• _TASK DIRECTIONS_: Omit images. Retype all entries verbatim.

• _EXERCISE DATA_:
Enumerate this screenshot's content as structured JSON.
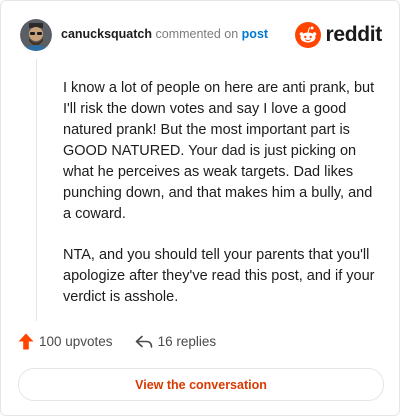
{
  "header": {
    "username": "canucksquatch",
    "action_text": "commented on",
    "post_link": "post",
    "brand": "reddit"
  },
  "comment": {
    "paragraphs": [
      "I know a lot of people on here are anti prank, but I'll risk the down votes and say I love a good natured prank! But the most important part is GOOD NATURED. Your dad is just picking on what he perceives as weak targets. Dad likes punching down, and that makes him a bully, and a coward.",
      "NTA, and you should tell your parents that you'll apologize after they've read this post, and if your verdict is asshole."
    ]
  },
  "stats": {
    "upvotes": "100 upvotes",
    "replies": "16 replies"
  },
  "actions": {
    "view_conversation": "View the conversation"
  },
  "colors": {
    "accent_orange": "#ff4500",
    "link_blue": "#0079d3",
    "button_text": "#d93a00"
  }
}
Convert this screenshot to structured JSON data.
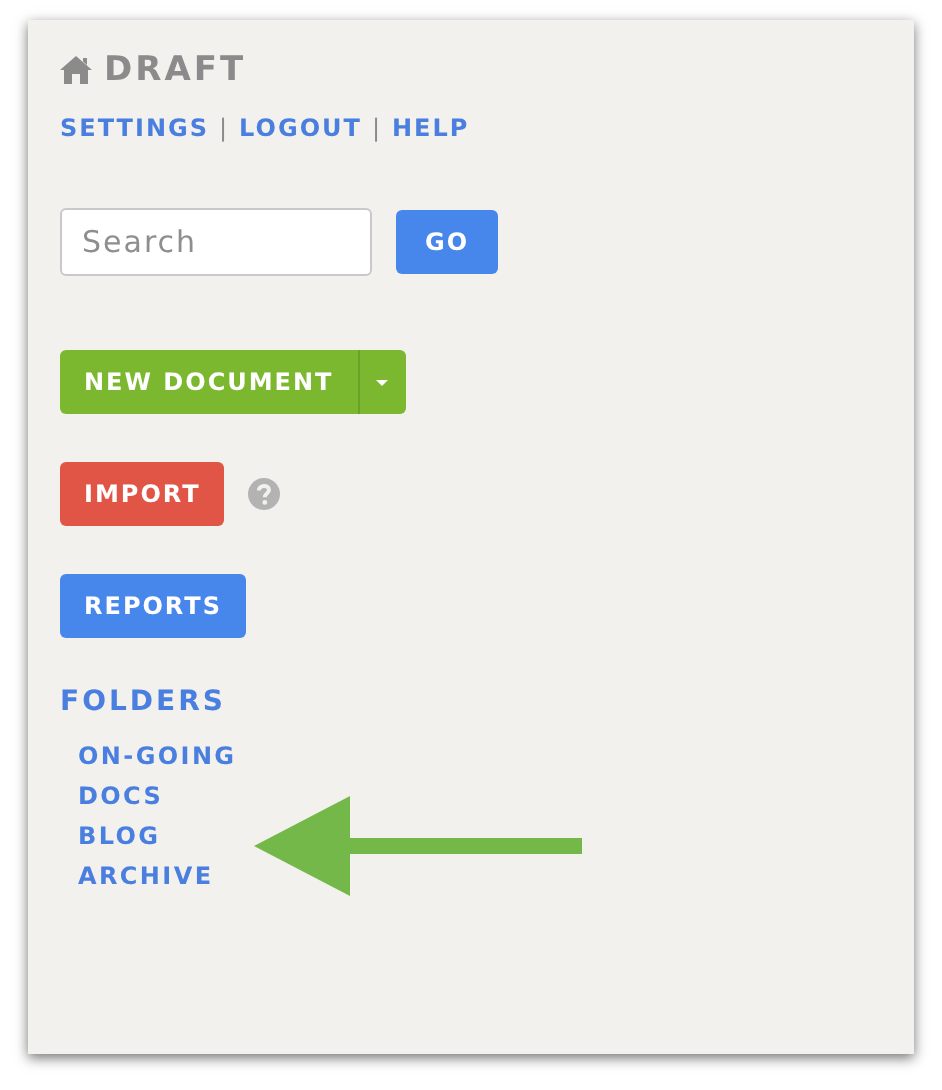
{
  "header": {
    "title": "DRAFT"
  },
  "nav": [
    {
      "kind": "link",
      "label": "SETTINGS"
    },
    {
      "kind": "separator",
      "label": "|"
    },
    {
      "kind": "link",
      "label": "LOGOUT"
    },
    {
      "kind": "separator",
      "label": "|"
    },
    {
      "kind": "link",
      "label": "HELP"
    }
  ],
  "search": {
    "placeholder": "Search",
    "button": "GO"
  },
  "actions": [
    {
      "kind": "split",
      "label": "NEW DOCUMENT",
      "color": "#7cb82f"
    },
    {
      "kind": "help",
      "label": "IMPORT",
      "color": "#e05546"
    },
    {
      "kind": "plain",
      "label": "REPORTS",
      "color": "#4787ec"
    }
  ],
  "folders": {
    "title": "FOLDERS",
    "items": [
      "ON-GOING",
      "DOCS",
      "BLOG",
      "ARCHIVE"
    ]
  }
}
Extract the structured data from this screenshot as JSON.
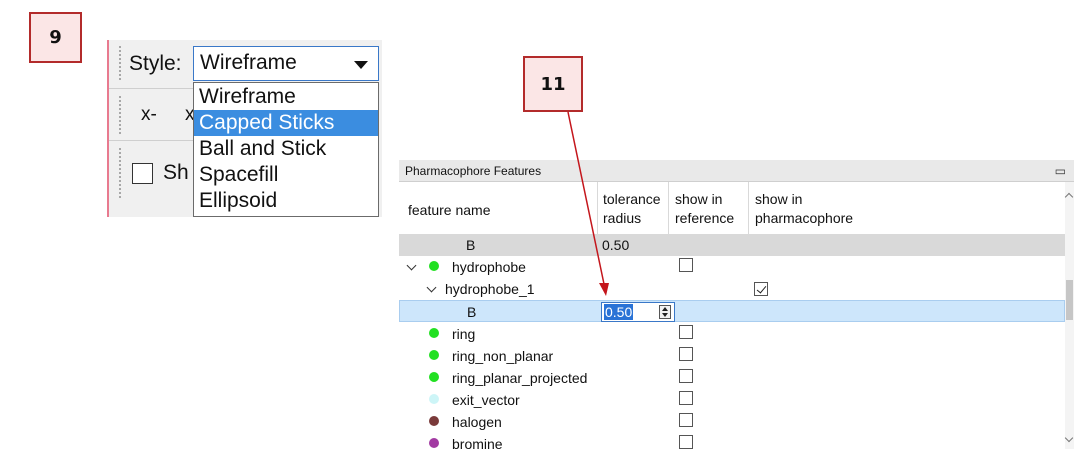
{
  "badges": {
    "step_9": "9",
    "step_11": "11"
  },
  "style_toolbar": {
    "style_label": "Style:",
    "style_value": "Wireframe",
    "options": [
      "Wireframe",
      "Capped Sticks",
      "Ball and Stick",
      "Spacefill",
      "Ellipsoid"
    ],
    "highlighted_option": "Capped Sticks",
    "row2_label": "x-",
    "row2_partial": "x",
    "row3_partial": "Sh"
  },
  "pharmacophore_panel": {
    "title": "Pharmacophore Features",
    "float_icon": "restore-window-icon",
    "columns": {
      "feature_name": "feature name",
      "tolerance_line1": "tolerance",
      "tolerance_line2": "radius",
      "show_ref_line1": "show in",
      "show_ref_line2": "reference",
      "show_pharm_line1": "show in",
      "show_pharm_line2": "pharmacophore"
    },
    "rows": {
      "r0": {
        "name": "B",
        "tolerance": "0.50"
      },
      "r1": {
        "name": "hydrophobe",
        "color": "#22e022"
      },
      "r2": {
        "name": "hydrophobe_1"
      },
      "r3": {
        "name": "B",
        "tolerance": "0.50"
      },
      "r4": {
        "name": "ring",
        "color": "#22e022"
      },
      "r5": {
        "name": "ring_non_planar",
        "color": "#22e022"
      },
      "r6": {
        "name": "ring_planar_projected",
        "color": "#22e022"
      },
      "r7": {
        "name": "exit_vector",
        "color": "#cdf5f7"
      },
      "r8": {
        "name": "halogen",
        "color": "#7a3a3a"
      },
      "r9": {
        "name": "bromine",
        "color": "#a23aa2"
      }
    }
  },
  "colors": {
    "accent": "#3b8de0",
    "badge_border": "#b32b2b",
    "badge_fill": "#fbe6e6",
    "arrow": "#c4161c",
    "selected_row": "#cde6fb",
    "gray_row": "#d9d9d9"
  }
}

• _TASK RESPONSE_:
Enumerate this screenshot's content as structured JSON.
{
  "header": {
    "username": "canucksquatch",
    "action_text": "commented on",
    "post_link": "post",
    "brand": "reddit"
  },
  "comment": {
    "paragraphs": [
      "I know a lot of people on here are anti prank, but I'll risk the down votes and say I love a good natured prank! But the most important part is GOOD NATURED. Your dad is just picking on what he perceives as weak targets. Dad likes punching down, and that makes him a bully, and a coward.",
      "NTA, and you should tell your parents that you'll apologize after they've read this post, and if your verdict is asshole."
    ]
  },
  "stats": {
    "upvotes": "100 upvotes",
    "replies": "16 replies"
  },
  "actions": {
    "view_conversation": "View the conversation"
  },
  "colors": {
    "accent_orange": "#ff4500",
    "link_blue": "#0079d3",
    "button_text": "#d93a00"
  }
}
Convert this screenshot to structured JSON data.
{
  "header": {
    "title": "DRAFT"
  },
  "nav": [
    {
      "kind": "link",
      "label": "SETTINGS"
    },
    {
      "kind": "separator",
      "label": "|"
    },
    {
      "kind": "link",
      "label": "LOGOUT"
    },
    {
      "kind": "separator",
      "label": "|"
    },
    {
      "kind": "link",
      "label": "HELP"
    }
  ],
  "search": {
    "placeholder": "Search",
    "button": "GO"
  },
  "actions": [
    {
      "kind": "split",
      "label": "NEW DOCUMENT",
      "color": "#7cb82f"
    },
    {
      "kind": "help",
      "label": "IMPORT",
      "color": "#e05546"
    },
    {
      "kind": "plain",
      "label": "REPORTS",
      "color": "#4787ec"
    }
  ],
  "folders": {
    "title": "FOLDERS",
    "items": [
      "ON-GOING",
      "DOCS",
      "BLOG",
      "ARCHIVE"
    ]
  }
}
Extract the structured data from this screenshot as JSON.
{
  "badges": {
    "step_9": "9",
    "step_11": "11"
  },
  "style_toolbar": {
    "style_label": "Style:",
    "style_value": "Wireframe",
    "options": [
      "Wireframe",
      "Capped Sticks",
      "Ball and Stick",
      "Spacefill",
      "Ellipsoid"
    ],
    "highlighted_option": "Capped Sticks",
    "row2_label": "x-",
    "row2_partial": "x",
    "row3_partial": "Sh"
  },
  "pharmacophore_panel": {
    "title": "Pharmacophore Features",
    "float_icon": "restore-window-icon",
    "columns": {
      "feature_name": "feature name",
      "tolerance_line1": "tolerance",
      "tolerance_line2": "radius",
      "show_ref_line1": "show in",
      "show_ref_line2": "reference",
      "show_pharm_line1": "show in",
      "show_pharm_line2": "pharmacophore"
    },
    "rows": {
      "r0": {
        "name": "B",
        "tolerance": "0.50"
      },
      "r1": {
        "name": "hydrophobe",
        "color": "#22e022"
      },
      "r2": {
        "name": "hydrophobe_1"
      },
      "r3": {
        "name": "B",
        "tolerance": "0.50"
      },
      "r4": {
        "name": "ring",
        "color": "#22e022"
      },
      "r5": {
        "name": "ring_non_planar",
        "color": "#22e022"
      },
      "r6": {
        "name": "ring_planar_projected",
        "color": "#22e022"
      },
      "r7": {
        "name": "exit_vector",
        "color": "#cdf5f7"
      },
      "r8": {
        "name": "halogen",
        "color": "#7a3a3a"
      },
      "r9": {
        "name": "bromine",
        "color": "#a23aa2"
      }
    }
  },
  "colors": {
    "accent": "#3b8de0",
    "badge_border": "#b32b2b",
    "badge_fill": "#fbe6e6",
    "arrow": "#c4161c",
    "selected_row": "#cde6fb",
    "gray_row": "#d9d9d9"
  }
}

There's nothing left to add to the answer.